◆ The problem
Copy out every line in which the string "type" occurs.

Start

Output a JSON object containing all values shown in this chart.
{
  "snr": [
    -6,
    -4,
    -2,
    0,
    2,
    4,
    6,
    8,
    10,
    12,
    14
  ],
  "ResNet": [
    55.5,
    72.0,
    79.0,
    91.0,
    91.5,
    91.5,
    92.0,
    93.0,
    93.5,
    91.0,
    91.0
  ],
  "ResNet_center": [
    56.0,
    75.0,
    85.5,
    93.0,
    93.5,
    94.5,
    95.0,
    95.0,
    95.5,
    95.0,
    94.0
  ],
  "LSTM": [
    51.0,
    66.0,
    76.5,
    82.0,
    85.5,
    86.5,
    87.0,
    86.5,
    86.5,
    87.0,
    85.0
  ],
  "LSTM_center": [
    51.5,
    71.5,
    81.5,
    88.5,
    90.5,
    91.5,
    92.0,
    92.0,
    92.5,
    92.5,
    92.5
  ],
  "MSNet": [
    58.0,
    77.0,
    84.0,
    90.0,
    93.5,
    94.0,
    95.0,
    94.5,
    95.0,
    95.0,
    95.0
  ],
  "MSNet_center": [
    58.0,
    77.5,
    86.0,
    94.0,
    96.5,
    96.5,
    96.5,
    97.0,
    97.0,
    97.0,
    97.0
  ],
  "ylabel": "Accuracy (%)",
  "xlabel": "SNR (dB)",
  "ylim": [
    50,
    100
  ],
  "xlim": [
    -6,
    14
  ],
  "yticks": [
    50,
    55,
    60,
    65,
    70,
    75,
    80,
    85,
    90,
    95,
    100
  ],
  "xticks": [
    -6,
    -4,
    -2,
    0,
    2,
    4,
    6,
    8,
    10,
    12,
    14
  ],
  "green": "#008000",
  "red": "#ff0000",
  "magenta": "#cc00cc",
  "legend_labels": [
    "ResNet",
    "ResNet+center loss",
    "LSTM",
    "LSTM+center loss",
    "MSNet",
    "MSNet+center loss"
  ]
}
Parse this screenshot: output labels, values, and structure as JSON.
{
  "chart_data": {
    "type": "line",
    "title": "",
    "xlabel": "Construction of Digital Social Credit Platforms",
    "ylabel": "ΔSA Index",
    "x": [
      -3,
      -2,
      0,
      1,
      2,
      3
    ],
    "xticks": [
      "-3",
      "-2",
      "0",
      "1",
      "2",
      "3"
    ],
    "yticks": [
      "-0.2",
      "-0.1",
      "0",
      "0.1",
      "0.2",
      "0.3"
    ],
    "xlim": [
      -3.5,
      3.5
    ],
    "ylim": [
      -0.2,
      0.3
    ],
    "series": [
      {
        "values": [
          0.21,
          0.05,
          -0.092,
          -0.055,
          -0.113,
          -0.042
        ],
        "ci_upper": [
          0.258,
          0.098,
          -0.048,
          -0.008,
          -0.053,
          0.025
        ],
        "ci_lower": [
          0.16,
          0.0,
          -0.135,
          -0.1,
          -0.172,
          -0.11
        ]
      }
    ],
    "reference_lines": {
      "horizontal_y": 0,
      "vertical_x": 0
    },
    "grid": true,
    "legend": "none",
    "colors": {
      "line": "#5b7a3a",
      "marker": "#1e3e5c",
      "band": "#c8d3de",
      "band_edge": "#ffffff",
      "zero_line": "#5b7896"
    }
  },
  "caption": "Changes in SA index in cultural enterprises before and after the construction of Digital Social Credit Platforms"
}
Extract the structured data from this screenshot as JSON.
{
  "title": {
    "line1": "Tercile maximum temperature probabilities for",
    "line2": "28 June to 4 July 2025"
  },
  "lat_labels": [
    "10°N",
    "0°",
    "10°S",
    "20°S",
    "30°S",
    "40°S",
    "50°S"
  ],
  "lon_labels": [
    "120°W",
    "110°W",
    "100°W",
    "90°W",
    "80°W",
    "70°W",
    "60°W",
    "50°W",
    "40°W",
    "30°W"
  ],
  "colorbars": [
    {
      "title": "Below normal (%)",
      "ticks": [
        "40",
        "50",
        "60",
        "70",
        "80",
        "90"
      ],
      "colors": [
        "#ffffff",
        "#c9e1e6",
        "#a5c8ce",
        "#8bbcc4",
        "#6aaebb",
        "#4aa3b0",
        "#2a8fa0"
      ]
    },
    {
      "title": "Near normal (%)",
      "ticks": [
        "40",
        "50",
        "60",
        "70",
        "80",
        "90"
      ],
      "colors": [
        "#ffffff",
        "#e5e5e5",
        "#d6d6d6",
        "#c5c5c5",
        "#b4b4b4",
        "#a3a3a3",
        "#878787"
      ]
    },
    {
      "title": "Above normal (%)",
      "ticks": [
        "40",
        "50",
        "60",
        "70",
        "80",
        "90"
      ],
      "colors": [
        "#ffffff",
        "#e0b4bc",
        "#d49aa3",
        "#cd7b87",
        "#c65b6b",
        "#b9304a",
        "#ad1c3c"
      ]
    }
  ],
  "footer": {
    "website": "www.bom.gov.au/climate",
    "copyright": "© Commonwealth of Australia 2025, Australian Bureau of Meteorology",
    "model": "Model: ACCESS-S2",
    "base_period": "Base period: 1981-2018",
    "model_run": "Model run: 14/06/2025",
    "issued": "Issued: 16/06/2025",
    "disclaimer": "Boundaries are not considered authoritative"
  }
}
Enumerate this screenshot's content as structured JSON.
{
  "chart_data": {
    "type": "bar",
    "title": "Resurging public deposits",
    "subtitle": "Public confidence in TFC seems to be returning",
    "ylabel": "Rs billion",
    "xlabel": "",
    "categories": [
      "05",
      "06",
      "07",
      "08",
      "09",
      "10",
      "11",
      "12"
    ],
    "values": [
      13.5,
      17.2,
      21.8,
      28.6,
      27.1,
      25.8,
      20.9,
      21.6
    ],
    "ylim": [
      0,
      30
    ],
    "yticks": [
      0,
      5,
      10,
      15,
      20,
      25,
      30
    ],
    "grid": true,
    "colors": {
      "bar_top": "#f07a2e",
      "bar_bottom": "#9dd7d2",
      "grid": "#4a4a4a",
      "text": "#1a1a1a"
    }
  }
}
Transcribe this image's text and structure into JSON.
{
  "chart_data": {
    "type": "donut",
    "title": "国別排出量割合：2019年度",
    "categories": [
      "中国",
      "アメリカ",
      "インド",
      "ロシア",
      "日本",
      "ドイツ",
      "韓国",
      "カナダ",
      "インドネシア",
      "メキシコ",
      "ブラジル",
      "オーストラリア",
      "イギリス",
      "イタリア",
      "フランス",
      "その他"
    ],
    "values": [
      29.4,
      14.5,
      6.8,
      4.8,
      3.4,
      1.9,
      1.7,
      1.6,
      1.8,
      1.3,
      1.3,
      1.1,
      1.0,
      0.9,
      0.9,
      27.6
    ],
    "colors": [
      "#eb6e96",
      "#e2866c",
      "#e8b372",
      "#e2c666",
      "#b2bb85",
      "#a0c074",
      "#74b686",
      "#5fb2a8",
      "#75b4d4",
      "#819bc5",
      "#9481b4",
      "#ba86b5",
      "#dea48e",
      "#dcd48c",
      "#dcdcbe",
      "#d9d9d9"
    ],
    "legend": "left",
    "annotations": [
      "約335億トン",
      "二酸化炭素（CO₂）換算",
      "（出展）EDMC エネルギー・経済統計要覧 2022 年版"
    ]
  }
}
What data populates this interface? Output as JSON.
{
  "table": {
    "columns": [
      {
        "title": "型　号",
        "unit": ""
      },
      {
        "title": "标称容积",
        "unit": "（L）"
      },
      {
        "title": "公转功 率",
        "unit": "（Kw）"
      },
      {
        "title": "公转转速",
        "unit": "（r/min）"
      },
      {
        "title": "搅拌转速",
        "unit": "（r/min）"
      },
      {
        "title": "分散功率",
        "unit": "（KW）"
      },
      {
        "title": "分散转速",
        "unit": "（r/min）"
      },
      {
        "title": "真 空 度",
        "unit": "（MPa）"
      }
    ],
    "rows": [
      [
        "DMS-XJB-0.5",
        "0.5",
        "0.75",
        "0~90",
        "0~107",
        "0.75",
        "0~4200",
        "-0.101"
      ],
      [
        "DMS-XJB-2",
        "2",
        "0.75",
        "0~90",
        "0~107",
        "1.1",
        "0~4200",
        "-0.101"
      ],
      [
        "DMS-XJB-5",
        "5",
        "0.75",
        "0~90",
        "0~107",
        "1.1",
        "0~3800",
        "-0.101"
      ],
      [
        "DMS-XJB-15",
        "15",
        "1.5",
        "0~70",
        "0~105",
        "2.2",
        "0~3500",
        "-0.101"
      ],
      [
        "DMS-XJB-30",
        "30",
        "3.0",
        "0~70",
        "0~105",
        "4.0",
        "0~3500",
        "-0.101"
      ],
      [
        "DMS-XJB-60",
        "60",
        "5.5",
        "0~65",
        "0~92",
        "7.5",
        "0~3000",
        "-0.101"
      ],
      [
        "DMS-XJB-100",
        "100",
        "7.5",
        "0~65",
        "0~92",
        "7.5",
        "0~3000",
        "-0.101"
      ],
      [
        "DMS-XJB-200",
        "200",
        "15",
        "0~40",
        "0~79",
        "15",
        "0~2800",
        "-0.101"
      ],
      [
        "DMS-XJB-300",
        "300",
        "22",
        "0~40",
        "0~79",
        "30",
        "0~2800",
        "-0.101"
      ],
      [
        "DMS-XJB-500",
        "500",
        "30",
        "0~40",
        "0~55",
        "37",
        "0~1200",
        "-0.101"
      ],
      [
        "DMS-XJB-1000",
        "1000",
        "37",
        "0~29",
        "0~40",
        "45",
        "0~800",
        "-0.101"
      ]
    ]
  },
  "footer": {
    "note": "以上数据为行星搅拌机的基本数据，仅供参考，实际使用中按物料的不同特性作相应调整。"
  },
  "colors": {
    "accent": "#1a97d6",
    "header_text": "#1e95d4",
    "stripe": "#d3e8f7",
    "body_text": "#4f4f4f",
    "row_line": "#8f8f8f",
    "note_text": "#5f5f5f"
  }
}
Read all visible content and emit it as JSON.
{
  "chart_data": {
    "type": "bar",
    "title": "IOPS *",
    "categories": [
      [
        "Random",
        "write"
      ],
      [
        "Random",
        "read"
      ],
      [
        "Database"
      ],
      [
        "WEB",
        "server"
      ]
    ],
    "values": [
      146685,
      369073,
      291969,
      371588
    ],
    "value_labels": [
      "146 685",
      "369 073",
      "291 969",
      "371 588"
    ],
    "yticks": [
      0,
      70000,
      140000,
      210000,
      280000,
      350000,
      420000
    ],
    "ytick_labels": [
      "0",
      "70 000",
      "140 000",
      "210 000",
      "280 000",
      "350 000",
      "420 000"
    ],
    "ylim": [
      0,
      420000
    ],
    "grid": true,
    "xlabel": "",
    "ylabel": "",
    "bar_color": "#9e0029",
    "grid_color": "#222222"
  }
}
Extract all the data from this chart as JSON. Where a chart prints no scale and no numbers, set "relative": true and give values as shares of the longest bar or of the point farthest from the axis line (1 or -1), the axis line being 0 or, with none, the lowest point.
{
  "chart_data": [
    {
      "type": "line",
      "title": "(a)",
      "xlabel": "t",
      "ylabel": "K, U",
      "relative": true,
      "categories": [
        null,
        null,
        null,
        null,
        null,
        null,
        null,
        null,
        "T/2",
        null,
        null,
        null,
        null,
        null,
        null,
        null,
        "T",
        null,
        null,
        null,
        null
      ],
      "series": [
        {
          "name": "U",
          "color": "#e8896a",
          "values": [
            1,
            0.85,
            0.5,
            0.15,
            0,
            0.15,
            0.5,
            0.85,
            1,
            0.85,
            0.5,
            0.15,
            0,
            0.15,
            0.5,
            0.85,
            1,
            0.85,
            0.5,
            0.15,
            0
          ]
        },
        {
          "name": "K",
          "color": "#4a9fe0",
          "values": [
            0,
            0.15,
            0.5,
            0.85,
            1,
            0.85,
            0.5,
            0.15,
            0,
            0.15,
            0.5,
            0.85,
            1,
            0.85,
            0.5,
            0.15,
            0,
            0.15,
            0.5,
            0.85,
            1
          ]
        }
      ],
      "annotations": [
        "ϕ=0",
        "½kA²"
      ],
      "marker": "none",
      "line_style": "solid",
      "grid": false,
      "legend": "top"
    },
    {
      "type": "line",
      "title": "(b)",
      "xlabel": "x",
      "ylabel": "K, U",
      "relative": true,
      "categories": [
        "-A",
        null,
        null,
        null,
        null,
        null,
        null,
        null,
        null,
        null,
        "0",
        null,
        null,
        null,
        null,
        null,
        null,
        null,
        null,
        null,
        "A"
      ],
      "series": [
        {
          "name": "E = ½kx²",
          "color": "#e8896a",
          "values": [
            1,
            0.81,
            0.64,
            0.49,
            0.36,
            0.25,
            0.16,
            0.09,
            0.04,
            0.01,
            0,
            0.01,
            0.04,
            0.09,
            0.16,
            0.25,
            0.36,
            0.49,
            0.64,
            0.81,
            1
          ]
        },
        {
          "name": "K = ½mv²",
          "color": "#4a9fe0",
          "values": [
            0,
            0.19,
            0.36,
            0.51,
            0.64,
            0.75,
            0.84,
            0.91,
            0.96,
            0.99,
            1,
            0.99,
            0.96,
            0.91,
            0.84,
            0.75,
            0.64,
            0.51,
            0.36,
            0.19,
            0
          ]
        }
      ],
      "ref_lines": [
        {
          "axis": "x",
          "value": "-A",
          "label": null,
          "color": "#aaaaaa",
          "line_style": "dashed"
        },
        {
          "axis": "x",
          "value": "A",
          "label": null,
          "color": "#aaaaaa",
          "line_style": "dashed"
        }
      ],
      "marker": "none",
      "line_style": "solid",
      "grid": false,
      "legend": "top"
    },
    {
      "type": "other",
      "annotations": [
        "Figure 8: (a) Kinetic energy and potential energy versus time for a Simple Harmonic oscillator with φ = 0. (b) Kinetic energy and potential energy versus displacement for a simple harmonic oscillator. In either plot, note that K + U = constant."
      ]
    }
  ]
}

End

◆ Written answer
    "type": "line",
    "type": "bar",
    "type": "donut",
    "type": "bar",
      "type": "line",
      "type": "line",
      "type": "other",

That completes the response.